GIVEN DATA>
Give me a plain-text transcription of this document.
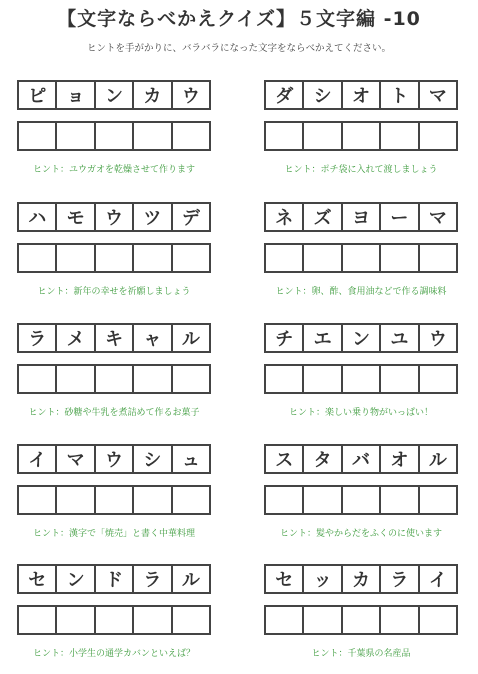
【文字ならべかえクイズ】５文字編 -10
ヒントを手がかりに、バラバラになった文字をならべかえてください。
ピ	ョ	ン	カ	ウ
ヒント：ユウガオを乾燥させて作ります
ダ	シ	オ	ト	マ
ヒント：ポチ袋に入れて渡しましょう
ハ	モ	ウ	ツ	デ
ヒント：新年の幸せを祈願しましょう
ネ	ズ	ヨ	ー	マ
ヒント：卵、酢、食用油などで作る調味料
ラ	メ	キ	ャ	ル
ヒント：砂糖や牛乳を煮詰めて作るお菓子
チ	エ	ン	ユ	ウ
ヒント：楽しい乗り物がいっぱい！
イ	マ	ウ	シ	ュ
ヒント：漢字で「焼売」と書く中華料理
ス	タ	バ	オ	ル
ヒント：髪やからだをふくのに使います
セ	ン	ド	ラ	ル
ヒント：小学生の通学カバンといえば？
セ	ッ	カ	ラ	イ
ヒント：千葉県の名産品
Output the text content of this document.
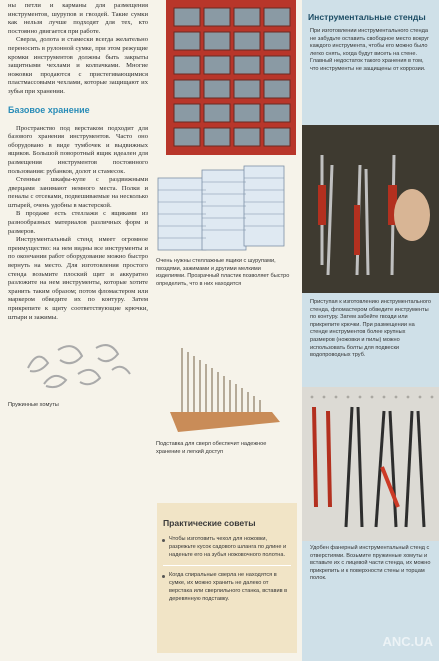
ны петли и карманы для размещения инструментов, шурупов и гвоздей. Такие сумки как нельзя лучше подходят для тех, кто постоянно двигается при работе.

Сверла, долота и стамески всегда желательно переносить в рулонной сумке, при этом режущие кромки инструментов должны быть закрыты защитными чехлами и колпачками. Многие ножовки продаются с пристегивающимися пластмассовыми чехлами, которые защищают их зубья при хранении.

Базовое хранение

Пространство под верстаком подходит для базового хранения инструментов. Часто оно оборудовано в виде тумбочек и выдвижных ящиков. Большой поворотный ящик идеален для размещения инструментов постоянного пользования: рубанков, долот и стамесок.

Стенные шкафы-купе с раздвижными дверцами занимают немного места. Полки и пеналы с отсеками, подвешиваемые на несколько штырей, очень удобны в мастерской.

В продаже есть стеллажи с ящиками из разнообразных материалов различных форм и размеров.

Инструментальный стенд имеет огромное преимущество: на нем видны все инструменты и по окончании работ оборудование можно быстро вернуть на место. Для изготовления простого стенда возьмите плоский щит и аккуратно разложите на нем инструменты, которые хотите хранить таким образом; потом фломастером или маркером обведите их по контуру. Затем прикрепите к щиту соответствующие крючки, штыри и зажимы.

Пружинные хомуты
Очень нужны стеллажные ящики с шурупами, гвоздями, зажимами и другими мелкими изделиями. Прозрачный пластик позволяет быстро определить, что в них находится
Подставка для сверл обеспечит надежное хранение и легкий доступ
Практические советы
Чтобы изготовить чехол для ножовки, разрежьте кусок садового шланга по длине и наденьте его на зубья ножовочного полотна.
Когда спиральные сверла не находятся в сумке, их можно хранить не далеко от верстака или сверлильного станка, вставив в деревянную подставку.
Инструментальные стенды
При изготовлении инструментального стенда не забудьте оставить свободное место вокруг каждого инструмента, чтобы его можно было легко снять, когда будут висеть на стене. Главный недостаток такого хранения в том, что инструменты не защищены от коррозии.
Приступая к изготовлению инструментального стенда, фломастером обведите инструменты по контуру. Затем забейте гвозди или прикрепите крючки. При размещении на стенде инструментов более крупных размеров (ножовки и пилы) можно использовать болты для подвески водопроводных труб.
Удобен фанерный инструментальный стенд с отверстиями. Возьмите пружинные хомуты и вставьте их с лицевой части стенда, их можно прикрепить и к поверхности стены и торцам полок.
ANC.UA
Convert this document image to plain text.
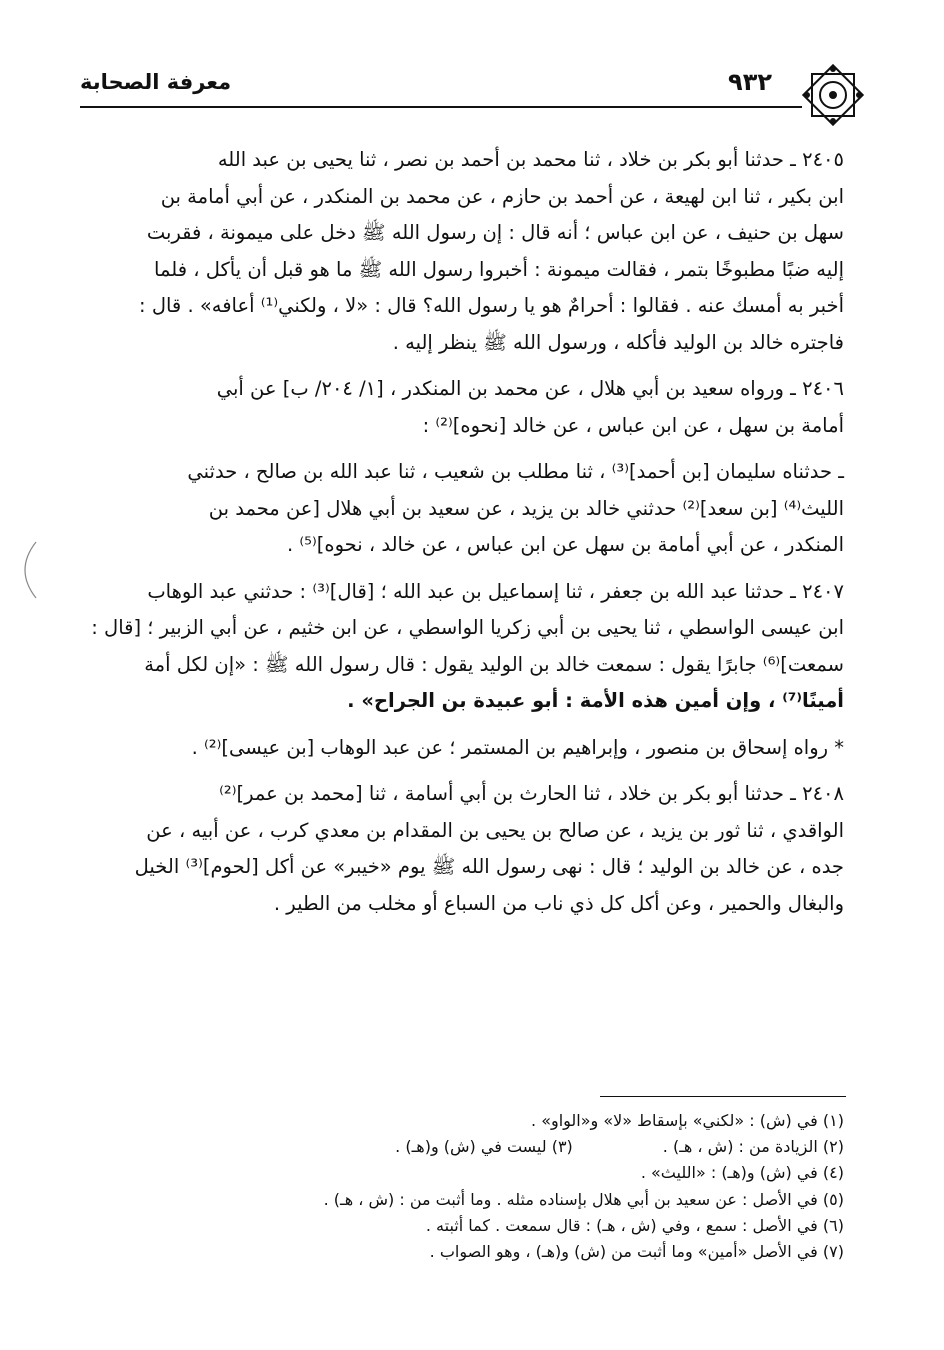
معرفة الصحابة	٩٣٢

٢٤٠٥ ـ حدثنا أبو بكر بن خلاد ، ثنا محمد بن أحمد بن نصر ، ثنا يحيى بن عبد الله
ابن بكير ، ثنا ابن لهيعة ، عن أحمد بن حازم ، عن محمد بن المنكدر ، عن أبي أمامة بن
سهل بن حنيف ، عن ابن عباس ؛ أنه قال : إن رسول الله ﷺ دخل على ميمونة ، فقربت
إليه ضبًا مطبوخًا بتمر ، فقالت ميمونة : أخبروا رسول الله ﷺ ما هو قبل أن يأكل ، فلما
أخبر به أمسك عنه . فقالوا : أحرامٌ هو يا رسول الله؟ قال : «لا ، ولكني⁽¹⁾ أعافه» . قال :
فاجتره خالد بن الوليد فأكله ، ورسول الله ﷺ ينظر إليه .

٢٤٠٦ ـ ورواه سعيد بن أبي هلال ، عن محمد بن المنكدر ، [١/ ٢٠٤/ ب] عن أبي
أمامة بن سهل ، عن ابن عباس ، عن خالد [نحوه]⁽²⁾ :

ـ حدثناه سليمان [بن أحمد]⁽³⁾ ، ثنا مطلب بن شعيب ، ثنا عبد الله بن صالح ، حدثني
الليث⁽⁴⁾ [بن سعد]⁽²⁾ حدثني خالد بن يزيد ، عن سعيد بن أبي هلال [عن محمد بن
المنكدر ، عن أبي أمامة بن سهل عن ابن عباس ، عن خالد ، نحوه]⁽⁵⁾ .

٢٤٠٧ ـ حدثنا عبد الله بن جعفر ، ثنا إسماعيل بن عبد الله ؛ [قال]⁽³⁾ : حدثني عبد الوهاب
ابن عيسى الواسطي ، ثنا يحيى بن أبي زكريا الواسطي ، عن ابن خثيم ، عن أبي الزبير ؛ [قال :
سمعت]⁽⁶⁾ جابرًا يقول : سمعت خالد بن الوليد يقول : قال رسول الله ﷺ : «إن لكل أمة
أمينًا⁽⁷⁾ ، وإن أمين هذه الأمة : أبو عبيدة بن الجراح» .

* رواه إسحاق بن منصور ، وإبراهيم بن المستمر ؛ عن عبد الوهاب [بن عيسى]⁽²⁾ .

٢٤٠٨ ـ حدثنا أبو بكر بن خلاد ، ثنا الحارث بن أبي أسامة ، ثنا [محمد بن عمر]⁽²⁾
الواقدي ، ثنا ثور بن يزيد ، عن صالح بن يحيى بن المقدام بن معدي كرب ، عن أبيه ، عن
جده ، عن خالد بن الوليد ؛ قال : نهى رسول الله ﷺ يوم «خيبر» عن أكل [لحوم]⁽³⁾ الخيل
والبغال والحمير ، وعن أكل كل ذي ناب من السباع أو مخلب من الطير .

(١) في (ش) : «لكني» بإسقاط «لا» و«الواو» .
(٢) الزيادة من : (ش ، هـ) .(٣) ليست في (ش) و(هـ) .
(٤) في (ش) و(هـ) : «الليث» .
(٥) في الأصل : عن سعيد بن أبي هلال بإسناده مثله . وما أثبت من : (ش ، هـ) .
(٦) في الأصل : سمع ، وفي (ش ، هـ) : قال سمعت . كما أثبته .
(٧) في الأصل «أمين» وما أثبت من (ش) و(هـ) ، وهو الصواب .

WHAT TO DO> Copy the records above exactly. The pictures are not part of the copy.

REPLY TO THE EXERCISE>
Give me a plain-text transcription of this document.
【文字ならべかえクイズ】５文字編 -10
ヒントを手がかりに、バラバラになった文字をならべかえてください。
ピ	ョ	ン	カ	ウ
ヒント：ユウガオを乾燥させて作ります
ダ	シ	オ	ト	マ
ヒント：ポチ袋に入れて渡しましょう
ハ	モ	ウ	ツ	デ
ヒント：新年の幸せを祈願しましょう
ネ	ズ	ヨ	ー	マ
ヒント：卵、酢、食用油などで作る調味料
ラ	メ	キ	ャ	ル
ヒント：砂糖や牛乳を煮詰めて作るお菓子
チ	エ	ン	ユ	ウ
ヒント：楽しい乗り物がいっぱい！
イ	マ	ウ	シ	ュ
ヒント：漢字で「焼売」と書く中華料理
ス	タ	バ	オ	ル
ヒント：髪やからだをふくのに使います
セ	ン	ド	ラ	ル
ヒント：小学生の通学カバンといえば？
セ	ッ	カ	ラ	イ
ヒント：千葉県の名産品
Output the text content of this document.
ны петли и карманы для размещения инструментов, шурупов и гвоздей. Такие сумки как нельзя лучше подходят для тех, кто постоянно двигается при работе.

Сверла, долота и стамески всегда желательно переносить в рулонной сумке, при этом режущие кромки инструментов должны быть закрыты защитными чехлами и колпачками. Многие ножовки продаются с пристегивающимися пластмассовыми чехлами, которые защищают их зубья при хранении.

Базовое хранение

Пространство под верстаком подходит для базового хранения инструментов. Часто оно оборудовано в виде тумбочек и выдвижных ящиков. Большой поворотный ящик идеален для размещения инструментов постоянного пользования: рубанков, долот и стамесок.

Стенные шкафы-купе с раздвижными дверцами занимают немного места. Полки и пеналы с отсеками, подвешиваемые на несколько штырей, очень удобны в мастерской.

В продаже есть стеллажи с ящиками из разнообразных материалов различных форм и размеров.

Инструментальный стенд имеет огромное преимущество: на нем видны все инструменты и по окончании работ оборудование можно быстро вернуть на место. Для изготовления простого стенда возьмите плоский щит и аккуратно разложите на нем инструменты, которые хотите хранить таким образом; потом фломастером или маркером обведите их по контуру. Затем прикрепите к щиту соответствующие крючки, штыри и зажимы.

Пружинные хомуты
Очень нужны стеллажные ящики с шурупами, гвоздями, зажимами и другими мелкими изделиями. Прозрачный пластик позволяет быстро определить, что в них находится
Подставка для сверл обеспечит надежное хранение и легкий доступ
Практические советы
Чтобы изготовить чехол для ножовки, разрежьте кусок садового шланга по длине и наденьте его на зубья ножовочного полотна.
Когда спиральные сверла не находятся в сумке, их можно хранить не далеко от верстака или сверлильного станка, вставив в деревянную подставку.
Инструментальные стенды
При изготовлении инструментального стенда не забудьте оставить свободное место вокруг каждого инструмента, чтобы его можно было легко снять, когда будут висеть на стене. Главный недостаток такого хранения в том, что инструменты не защищены от коррозии.
Приступая к изготовлению инструментального стенда, фломастером обведите инструменты по контуру. Затем забейте гвозди или прикрепите крючки. При размещении на стенде инструментов более крупных размеров (ножовки и пилы) можно использовать болты для подвески водопроводных труб.
Удобен фанерный инструментальный стенд с отверстиями. Возьмите пружинные хомуты и вставьте их с лицевой части стенда, их можно прикрепить и к поверхности стены и торцам полок.
ANC.UA
Convert this document image to plain text.
معرفة الصحابة	٩٣٢

٢٤٠٥ ـ حدثنا أبو بكر بن خلاد ، ثنا محمد بن أحمد بن نصر ، ثنا يحيى بن عبد الله
ابن بكير ، ثنا ابن لهيعة ، عن أحمد بن حازم ، عن محمد بن المنكدر ، عن أبي أمامة بن
سهل بن حنيف ، عن ابن عباس ؛ أنه قال : إن رسول الله ﷺ دخل على ميمونة ، فقربت
إليه ضبًا مطبوخًا بتمر ، فقالت ميمونة : أخبروا رسول الله ﷺ ما هو قبل أن يأكل ، فلما
أخبر به أمسك عنه . فقالوا : أحرامٌ هو يا رسول الله؟ قال : «لا ، ولكني⁽¹⁾ أعافه» . قال :
فاجتره خالد بن الوليد فأكله ، ورسول الله ﷺ ينظر إليه .

٢٤٠٦ ـ ورواه سعيد بن أبي هلال ، عن محمد بن المنكدر ، [١/ ٢٠٤/ ب] عن أبي
أمامة بن سهل ، عن ابن عباس ، عن خالد [نحوه]⁽²⁾ :

ـ حدثناه سليمان [بن أحمد]⁽³⁾ ، ثنا مطلب بن شعيب ، ثنا عبد الله بن صالح ، حدثني
الليث⁽⁴⁾ [بن سعد]⁽²⁾ حدثني خالد بن يزيد ، عن سعيد بن أبي هلال [عن محمد بن
المنكدر ، عن أبي أمامة بن سهل عن ابن عباس ، عن خالد ، نحوه]⁽⁵⁾ .

٢٤٠٧ ـ حدثنا عبد الله بن جعفر ، ثنا إسماعيل بن عبد الله ؛ [قال]⁽³⁾ : حدثني عبد الوهاب
ابن عيسى الواسطي ، ثنا يحيى بن أبي زكريا الواسطي ، عن ابن خثيم ، عن أبي الزبير ؛ [قال :
سمعت]⁽⁶⁾ جابرًا يقول : سمعت خالد بن الوليد يقول : قال رسول الله ﷺ : «إن لكل أمة
أمينًا⁽⁷⁾ ، وإن أمين هذه الأمة : أبو عبيدة بن الجراح» .

* رواه إسحاق بن منصور ، وإبراهيم بن المستمر ؛ عن عبد الوهاب [بن عيسى]⁽²⁾ .

٢٤٠٨ ـ حدثنا أبو بكر بن خلاد ، ثنا الحارث بن أبي أسامة ، ثنا [محمد بن عمر]⁽²⁾
الواقدي ، ثنا ثور بن يزيد ، عن صالح بن يحيى بن المقدام بن معدي كرب ، عن أبيه ، عن
جده ، عن خالد بن الوليد ؛ قال : نهى رسول الله ﷺ يوم «خيبر» عن أكل [لحوم]⁽³⁾ الخيل
والبغال والحمير ، وعن أكل كل ذي ناب من السباع أو مخلب من الطير .

(١) في (ش) : «لكني» بإسقاط «لا» و«الواو» .
(٢) الزيادة من : (ش ، هـ) .(٣) ليست في (ش) و(هـ) .
(٤) في (ش) و(هـ) : «الليث» .
(٥) في الأصل : عن سعيد بن أبي هلال بإسناده مثله . وما أثبت من : (ش ، هـ) .
(٦) في الأصل : سمع ، وفي (ش ، هـ) : قال سمعت . كما أثبته .
(٧) في الأصل «أمين» وما أثبت من (ش) و(هـ) ، وهو الصواب .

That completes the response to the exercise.